Every line below that contains "color" is to be copied.

◆ Lines of data:
==========

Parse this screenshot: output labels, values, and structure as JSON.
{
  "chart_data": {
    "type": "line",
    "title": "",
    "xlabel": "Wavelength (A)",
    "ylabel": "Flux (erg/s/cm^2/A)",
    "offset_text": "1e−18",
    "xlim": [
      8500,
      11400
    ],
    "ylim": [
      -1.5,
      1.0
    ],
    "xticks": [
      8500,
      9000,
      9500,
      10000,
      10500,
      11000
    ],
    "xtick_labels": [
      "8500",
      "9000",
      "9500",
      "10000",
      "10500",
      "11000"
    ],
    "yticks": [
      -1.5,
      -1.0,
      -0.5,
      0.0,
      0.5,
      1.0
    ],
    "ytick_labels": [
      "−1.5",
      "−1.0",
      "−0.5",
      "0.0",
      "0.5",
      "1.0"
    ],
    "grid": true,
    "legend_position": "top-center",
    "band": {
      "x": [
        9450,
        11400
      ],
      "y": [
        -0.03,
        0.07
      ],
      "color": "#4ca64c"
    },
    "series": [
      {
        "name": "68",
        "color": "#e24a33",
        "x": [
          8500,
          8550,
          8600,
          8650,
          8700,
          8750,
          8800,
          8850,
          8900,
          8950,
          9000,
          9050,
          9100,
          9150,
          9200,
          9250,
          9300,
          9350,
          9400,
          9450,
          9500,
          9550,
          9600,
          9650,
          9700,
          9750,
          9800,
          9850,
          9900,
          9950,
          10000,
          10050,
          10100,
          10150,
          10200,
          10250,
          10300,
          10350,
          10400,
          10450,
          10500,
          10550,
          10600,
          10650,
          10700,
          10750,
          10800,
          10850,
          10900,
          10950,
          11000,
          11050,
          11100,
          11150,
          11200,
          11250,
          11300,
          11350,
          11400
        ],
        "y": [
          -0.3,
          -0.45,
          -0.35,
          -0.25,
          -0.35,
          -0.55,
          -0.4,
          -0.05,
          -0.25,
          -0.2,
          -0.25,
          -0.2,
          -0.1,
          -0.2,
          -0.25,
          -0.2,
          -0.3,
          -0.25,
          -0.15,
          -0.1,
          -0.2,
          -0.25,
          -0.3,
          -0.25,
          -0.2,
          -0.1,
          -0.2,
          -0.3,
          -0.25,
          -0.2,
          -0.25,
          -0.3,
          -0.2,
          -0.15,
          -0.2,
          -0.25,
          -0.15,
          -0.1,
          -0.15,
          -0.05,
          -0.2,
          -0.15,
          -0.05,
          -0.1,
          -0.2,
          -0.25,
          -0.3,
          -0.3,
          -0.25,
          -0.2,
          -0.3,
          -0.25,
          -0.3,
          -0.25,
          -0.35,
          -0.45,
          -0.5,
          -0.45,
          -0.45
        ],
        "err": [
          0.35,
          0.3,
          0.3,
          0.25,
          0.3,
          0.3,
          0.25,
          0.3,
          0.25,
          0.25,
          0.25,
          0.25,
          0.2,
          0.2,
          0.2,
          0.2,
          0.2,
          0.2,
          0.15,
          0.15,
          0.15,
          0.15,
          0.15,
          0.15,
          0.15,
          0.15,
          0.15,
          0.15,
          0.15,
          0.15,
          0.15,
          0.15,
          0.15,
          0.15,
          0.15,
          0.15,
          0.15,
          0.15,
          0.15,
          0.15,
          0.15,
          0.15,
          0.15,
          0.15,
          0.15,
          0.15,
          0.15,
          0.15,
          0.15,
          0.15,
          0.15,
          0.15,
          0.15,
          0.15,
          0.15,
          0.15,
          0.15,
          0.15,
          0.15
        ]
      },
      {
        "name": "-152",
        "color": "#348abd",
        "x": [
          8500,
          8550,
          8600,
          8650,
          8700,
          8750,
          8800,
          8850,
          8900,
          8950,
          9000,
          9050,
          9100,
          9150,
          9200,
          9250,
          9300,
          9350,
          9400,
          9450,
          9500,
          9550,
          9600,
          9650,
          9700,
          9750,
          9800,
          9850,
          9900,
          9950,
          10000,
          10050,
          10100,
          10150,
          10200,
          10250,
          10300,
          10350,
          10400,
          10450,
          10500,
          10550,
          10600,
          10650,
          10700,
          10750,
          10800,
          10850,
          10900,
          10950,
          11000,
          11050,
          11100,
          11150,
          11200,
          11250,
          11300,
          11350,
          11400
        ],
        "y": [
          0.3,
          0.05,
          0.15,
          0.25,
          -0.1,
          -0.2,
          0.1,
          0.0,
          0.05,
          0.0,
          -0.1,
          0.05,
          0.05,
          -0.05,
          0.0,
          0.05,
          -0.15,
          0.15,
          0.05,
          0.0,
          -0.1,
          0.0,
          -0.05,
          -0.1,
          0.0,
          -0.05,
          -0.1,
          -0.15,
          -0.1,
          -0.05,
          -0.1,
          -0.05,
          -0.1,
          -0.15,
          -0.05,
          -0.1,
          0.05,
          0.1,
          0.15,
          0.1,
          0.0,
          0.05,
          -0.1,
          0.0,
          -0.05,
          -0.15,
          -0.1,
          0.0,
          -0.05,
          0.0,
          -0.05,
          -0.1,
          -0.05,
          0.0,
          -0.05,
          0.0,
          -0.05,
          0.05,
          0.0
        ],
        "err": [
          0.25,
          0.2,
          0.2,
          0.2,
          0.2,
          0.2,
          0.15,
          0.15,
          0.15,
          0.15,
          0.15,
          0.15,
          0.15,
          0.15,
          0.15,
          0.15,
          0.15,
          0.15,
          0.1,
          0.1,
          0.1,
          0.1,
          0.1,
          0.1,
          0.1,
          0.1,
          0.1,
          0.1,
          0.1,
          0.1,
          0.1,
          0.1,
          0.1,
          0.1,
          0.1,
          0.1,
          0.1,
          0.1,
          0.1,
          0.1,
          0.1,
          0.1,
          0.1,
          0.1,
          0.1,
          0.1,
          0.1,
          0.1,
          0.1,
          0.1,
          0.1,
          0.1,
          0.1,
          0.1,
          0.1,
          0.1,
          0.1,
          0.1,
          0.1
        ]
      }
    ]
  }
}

==========

◆ Answer to the task:
      "color": "#4ca64c"
        "color": "#e24a33",
        "color": "#348abd",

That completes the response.